> [Description of the task] Reproduce the whole dissertation abstract below on phenols activating molecular oxygen, word for word, with no changes.

Odaryuk I. Activation of molecular oxygen by phenols in aqueous medium

The dissertation deals with direct experimental confirmation of the radical formation during the autoxidation of polyphenols in aqueous medium in the reaction between monoion of phenol and molecular oxygen. The rate constants of the radical formation in this reaction for hydroquinone, chlorohydroquinone, 2,5-dichlorohydroquinone, pyrocatechol, 4-methylpyrocatechol, pyrogallol, gallic acid have been estimated by the inhibitors method, ascorbic acid being used as an inhibitor. The autoxidation of polyphenols which generate redox pair phenol-quinone has been found to be the most effective and accompanied by chemiluminescence. Its emitters are the molecules of corresponding quinones in electron-exited state. The primary products of autoxidation, corresponding quinone and H2O2, have been shown to be involved into further oxidative conversions. The reactivity of dihydroxybenzenes in the autoxidation reaction in aqueous medium reduces in the series: para- >, orto- >, meta-isomers. The experiments on influence of the additions of superoxide dismutase, Cu(2+)-ions, 1,1-diphenyl-2-picrylhydrazyl, phenols, which are not oxidized in this conditions, hydrochloric acid, strong alkaline etc. upon kinetic of autoxidation polyphenols have proven the ion-radical mechanism of the process. Some inorganic ions of used buffer solutions have been found to be not inert in respect to reaction centres which generated during polyphenols autoxidation in aqueous medium.

> [Extracted records]
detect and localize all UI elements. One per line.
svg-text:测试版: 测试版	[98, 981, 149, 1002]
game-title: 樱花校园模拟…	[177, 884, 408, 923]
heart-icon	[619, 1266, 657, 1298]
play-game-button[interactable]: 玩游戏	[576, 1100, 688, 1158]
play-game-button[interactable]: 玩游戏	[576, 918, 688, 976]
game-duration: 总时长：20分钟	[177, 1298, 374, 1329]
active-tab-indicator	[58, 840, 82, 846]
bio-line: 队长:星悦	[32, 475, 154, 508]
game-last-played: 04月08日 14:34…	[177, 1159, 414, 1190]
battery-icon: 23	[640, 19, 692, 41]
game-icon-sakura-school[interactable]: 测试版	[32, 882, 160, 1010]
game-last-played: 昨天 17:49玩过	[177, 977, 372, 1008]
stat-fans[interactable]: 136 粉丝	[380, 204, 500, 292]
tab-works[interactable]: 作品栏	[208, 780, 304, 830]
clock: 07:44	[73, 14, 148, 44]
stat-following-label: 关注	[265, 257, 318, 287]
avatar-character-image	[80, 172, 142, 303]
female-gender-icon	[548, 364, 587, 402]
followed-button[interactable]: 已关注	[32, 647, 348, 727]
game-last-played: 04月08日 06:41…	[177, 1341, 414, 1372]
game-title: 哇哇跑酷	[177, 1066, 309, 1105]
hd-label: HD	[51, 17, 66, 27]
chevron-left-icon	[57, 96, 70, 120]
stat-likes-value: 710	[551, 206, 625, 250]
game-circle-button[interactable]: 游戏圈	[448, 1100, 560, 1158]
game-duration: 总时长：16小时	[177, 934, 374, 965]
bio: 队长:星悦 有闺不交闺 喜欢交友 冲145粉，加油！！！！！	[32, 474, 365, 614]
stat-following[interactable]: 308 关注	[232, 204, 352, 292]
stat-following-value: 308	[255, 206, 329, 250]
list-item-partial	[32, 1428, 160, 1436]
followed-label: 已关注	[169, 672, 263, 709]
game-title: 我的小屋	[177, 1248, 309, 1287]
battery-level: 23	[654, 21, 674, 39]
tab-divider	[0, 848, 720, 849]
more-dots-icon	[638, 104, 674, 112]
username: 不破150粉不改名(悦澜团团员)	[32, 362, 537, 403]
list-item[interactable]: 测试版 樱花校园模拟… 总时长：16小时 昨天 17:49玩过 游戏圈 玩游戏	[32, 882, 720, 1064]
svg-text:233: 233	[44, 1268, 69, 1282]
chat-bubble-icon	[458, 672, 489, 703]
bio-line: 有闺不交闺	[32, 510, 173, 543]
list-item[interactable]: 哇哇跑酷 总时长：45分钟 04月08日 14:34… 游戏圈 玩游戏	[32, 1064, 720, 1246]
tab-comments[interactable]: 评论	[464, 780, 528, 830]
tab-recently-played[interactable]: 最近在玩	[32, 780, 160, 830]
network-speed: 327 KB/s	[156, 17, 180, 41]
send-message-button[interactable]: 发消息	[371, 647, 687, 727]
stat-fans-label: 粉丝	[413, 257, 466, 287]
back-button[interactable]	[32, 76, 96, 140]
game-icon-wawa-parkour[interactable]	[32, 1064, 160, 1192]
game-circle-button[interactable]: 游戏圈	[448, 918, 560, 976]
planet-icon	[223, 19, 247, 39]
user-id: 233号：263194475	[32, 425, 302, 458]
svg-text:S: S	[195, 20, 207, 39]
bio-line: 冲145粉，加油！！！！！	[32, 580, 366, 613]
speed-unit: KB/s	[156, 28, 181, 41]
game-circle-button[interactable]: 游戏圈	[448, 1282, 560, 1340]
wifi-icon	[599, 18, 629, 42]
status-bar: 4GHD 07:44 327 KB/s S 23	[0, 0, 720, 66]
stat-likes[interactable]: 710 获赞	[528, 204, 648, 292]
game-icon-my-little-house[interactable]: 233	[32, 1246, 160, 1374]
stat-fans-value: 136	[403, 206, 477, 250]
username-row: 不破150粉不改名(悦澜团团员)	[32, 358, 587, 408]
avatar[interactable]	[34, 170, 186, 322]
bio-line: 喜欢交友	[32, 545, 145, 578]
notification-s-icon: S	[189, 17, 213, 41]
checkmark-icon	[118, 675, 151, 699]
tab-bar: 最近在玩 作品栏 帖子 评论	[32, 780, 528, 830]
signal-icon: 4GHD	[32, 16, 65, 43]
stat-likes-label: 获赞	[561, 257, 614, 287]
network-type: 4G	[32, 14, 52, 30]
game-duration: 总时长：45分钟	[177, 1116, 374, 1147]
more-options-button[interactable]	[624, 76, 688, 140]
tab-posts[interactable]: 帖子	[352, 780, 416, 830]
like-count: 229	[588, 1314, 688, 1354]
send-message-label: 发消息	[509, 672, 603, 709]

> [Exercise answer]
Odaryuk I. Activation of molecular oxygen by phenols in aqueous medium

The dissertation deals with direct experimental confirmation of the radical formation during the autoxidation of polyphenols in aqueous medium in the reaction between monoion of phenol and molecular oxygen. The rate constants of the radical formation in this reaction for hydroquinone, chlorohydroquinone, 2,5-dichlorohydroquinone, pyrocatechol, 4-methylpyrocatechol, pyrogallol, gallic acid have been estimated by the inhibitors method, ascorbic acid being used as an inhibitor. The autoxidation of polyphenols which generate redox pair phenol-quinone has been found to be the most effective and accompanied by chemiluminescence. Its emitters are the molecules of corresponding quinones in electron-exited state. The primary products of autoxidation, corresponding quinone and H2O2, have been shown to be involved into further oxidative conversions. The reactivity of dihydroxybenzenes in the autoxidation reaction in aqueous medium reduces in the series: para- >, orto- >, meta-isomers. The experiments on influence of the additions of superoxide dismutase, Cu(2+)-ions, 1,1-diphenyl-2-picrylhydrazyl, phenols, which are not oxidized in this conditions, hydrochloric acid, strong alkaline etc. upon kinetic of autoxidation polyphenols have proven the ion-radical mechanism of the process. Some inorganic ions of used buffer solutions have been found to be not inert in respect to reaction centres which generated during polyphenols autoxidation in aqueous medium.